## Direction
Report every line in the listing below where the string "Current" shows up.

## Material to process
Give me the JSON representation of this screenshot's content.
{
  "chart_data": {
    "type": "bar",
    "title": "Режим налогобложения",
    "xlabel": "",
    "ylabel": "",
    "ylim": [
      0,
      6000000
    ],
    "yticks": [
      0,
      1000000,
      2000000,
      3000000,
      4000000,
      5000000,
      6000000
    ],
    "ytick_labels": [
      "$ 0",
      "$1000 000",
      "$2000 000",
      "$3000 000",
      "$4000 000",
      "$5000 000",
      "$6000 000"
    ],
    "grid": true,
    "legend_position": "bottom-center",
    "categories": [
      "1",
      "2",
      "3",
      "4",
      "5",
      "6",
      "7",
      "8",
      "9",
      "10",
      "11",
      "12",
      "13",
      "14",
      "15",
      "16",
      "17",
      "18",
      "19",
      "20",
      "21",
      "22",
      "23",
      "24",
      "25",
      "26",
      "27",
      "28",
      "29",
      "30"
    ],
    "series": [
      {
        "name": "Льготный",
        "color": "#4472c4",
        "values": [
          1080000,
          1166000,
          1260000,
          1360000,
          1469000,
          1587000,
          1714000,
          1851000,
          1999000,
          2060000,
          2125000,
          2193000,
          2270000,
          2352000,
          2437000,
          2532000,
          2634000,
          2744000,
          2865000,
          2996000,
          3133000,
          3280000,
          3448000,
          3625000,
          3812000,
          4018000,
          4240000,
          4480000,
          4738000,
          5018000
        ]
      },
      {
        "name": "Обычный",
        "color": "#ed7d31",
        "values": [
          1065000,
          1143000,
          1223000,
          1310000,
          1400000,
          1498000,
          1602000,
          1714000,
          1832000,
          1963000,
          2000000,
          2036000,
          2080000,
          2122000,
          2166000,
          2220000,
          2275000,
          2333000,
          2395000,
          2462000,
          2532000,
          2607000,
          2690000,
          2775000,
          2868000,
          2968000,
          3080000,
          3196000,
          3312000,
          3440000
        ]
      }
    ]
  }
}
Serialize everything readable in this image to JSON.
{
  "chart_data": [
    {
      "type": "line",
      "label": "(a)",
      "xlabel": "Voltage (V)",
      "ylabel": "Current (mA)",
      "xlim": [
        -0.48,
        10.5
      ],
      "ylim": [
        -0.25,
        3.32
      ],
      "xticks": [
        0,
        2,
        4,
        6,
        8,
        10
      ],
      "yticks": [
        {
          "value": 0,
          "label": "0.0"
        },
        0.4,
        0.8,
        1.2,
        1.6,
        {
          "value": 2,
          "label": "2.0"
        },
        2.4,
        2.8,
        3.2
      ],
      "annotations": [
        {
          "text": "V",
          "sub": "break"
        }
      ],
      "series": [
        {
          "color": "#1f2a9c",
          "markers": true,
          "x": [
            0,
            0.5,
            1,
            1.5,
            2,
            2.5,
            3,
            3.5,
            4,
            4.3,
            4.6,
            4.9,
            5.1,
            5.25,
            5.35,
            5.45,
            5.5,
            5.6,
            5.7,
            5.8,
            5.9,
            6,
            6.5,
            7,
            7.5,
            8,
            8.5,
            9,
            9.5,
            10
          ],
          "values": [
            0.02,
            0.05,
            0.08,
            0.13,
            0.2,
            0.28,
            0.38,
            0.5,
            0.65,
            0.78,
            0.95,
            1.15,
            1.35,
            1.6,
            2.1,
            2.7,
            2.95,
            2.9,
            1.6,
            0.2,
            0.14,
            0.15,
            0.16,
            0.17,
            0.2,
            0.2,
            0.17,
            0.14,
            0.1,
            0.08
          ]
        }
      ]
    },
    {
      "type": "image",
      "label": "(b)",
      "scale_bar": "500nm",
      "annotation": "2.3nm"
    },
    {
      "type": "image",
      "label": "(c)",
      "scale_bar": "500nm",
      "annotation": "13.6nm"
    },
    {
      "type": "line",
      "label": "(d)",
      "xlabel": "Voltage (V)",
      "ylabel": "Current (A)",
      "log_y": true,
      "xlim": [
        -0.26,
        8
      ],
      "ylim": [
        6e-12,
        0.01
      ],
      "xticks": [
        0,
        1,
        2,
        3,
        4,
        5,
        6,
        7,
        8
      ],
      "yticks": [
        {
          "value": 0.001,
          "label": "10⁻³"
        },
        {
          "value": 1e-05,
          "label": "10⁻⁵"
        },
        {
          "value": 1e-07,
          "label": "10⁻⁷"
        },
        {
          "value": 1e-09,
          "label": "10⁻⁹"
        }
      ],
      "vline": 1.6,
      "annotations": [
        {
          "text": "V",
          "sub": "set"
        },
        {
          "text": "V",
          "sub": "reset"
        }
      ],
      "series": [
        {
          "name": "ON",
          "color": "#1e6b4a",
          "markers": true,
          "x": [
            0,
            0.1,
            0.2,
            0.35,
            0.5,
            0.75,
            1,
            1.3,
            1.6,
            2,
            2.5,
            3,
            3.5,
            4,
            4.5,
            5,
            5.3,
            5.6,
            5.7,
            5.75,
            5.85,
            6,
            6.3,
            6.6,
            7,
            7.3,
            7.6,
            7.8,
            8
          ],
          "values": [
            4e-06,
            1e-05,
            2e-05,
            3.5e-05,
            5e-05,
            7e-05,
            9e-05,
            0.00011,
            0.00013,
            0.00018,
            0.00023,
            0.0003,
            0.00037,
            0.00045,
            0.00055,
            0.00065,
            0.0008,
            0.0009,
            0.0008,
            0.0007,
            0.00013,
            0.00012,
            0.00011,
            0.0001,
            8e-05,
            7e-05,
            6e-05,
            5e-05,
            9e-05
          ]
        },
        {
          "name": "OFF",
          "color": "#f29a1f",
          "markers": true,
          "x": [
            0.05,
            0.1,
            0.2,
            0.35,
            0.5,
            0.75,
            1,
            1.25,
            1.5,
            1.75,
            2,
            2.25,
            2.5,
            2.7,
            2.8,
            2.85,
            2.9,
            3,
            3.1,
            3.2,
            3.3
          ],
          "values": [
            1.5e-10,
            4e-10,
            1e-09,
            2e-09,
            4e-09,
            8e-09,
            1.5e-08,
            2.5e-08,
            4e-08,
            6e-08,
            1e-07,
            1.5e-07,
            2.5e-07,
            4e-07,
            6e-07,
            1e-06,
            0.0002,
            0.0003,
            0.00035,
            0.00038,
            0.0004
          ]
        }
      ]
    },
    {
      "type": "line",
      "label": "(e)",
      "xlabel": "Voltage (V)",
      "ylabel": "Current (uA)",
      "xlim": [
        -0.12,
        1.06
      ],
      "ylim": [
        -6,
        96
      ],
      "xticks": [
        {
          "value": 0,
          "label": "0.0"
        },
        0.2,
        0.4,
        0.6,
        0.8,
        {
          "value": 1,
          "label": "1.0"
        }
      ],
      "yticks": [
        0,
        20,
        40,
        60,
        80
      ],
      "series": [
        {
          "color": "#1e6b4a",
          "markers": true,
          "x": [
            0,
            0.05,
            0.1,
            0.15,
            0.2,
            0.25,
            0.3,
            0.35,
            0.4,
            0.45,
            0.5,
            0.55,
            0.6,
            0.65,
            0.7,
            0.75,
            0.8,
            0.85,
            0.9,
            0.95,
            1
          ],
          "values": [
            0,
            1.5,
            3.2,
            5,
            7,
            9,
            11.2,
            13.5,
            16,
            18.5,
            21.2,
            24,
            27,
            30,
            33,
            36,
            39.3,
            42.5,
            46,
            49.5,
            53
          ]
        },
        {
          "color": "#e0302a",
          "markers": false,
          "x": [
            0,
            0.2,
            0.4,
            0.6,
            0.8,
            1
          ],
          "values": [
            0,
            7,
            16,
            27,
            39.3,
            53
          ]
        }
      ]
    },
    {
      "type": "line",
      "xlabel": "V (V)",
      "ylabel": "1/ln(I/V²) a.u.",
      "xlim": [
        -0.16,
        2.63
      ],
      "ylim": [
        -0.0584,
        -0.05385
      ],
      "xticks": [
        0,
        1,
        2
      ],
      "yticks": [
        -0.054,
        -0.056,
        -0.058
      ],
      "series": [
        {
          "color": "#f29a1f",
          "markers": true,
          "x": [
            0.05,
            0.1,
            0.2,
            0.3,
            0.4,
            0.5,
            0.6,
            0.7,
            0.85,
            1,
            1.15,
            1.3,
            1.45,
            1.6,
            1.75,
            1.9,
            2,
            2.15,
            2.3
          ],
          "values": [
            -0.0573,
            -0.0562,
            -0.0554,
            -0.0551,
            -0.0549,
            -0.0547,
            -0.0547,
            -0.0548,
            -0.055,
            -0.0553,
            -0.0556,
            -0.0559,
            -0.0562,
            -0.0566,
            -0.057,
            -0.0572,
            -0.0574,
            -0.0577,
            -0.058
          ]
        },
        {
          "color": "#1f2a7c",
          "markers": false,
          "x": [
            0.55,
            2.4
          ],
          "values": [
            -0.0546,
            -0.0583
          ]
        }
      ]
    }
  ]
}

## Correct answer
      "ylabel": "Current (mA)",
      "ylabel": "Current (A)",
      "ylabel": "Current (uA)",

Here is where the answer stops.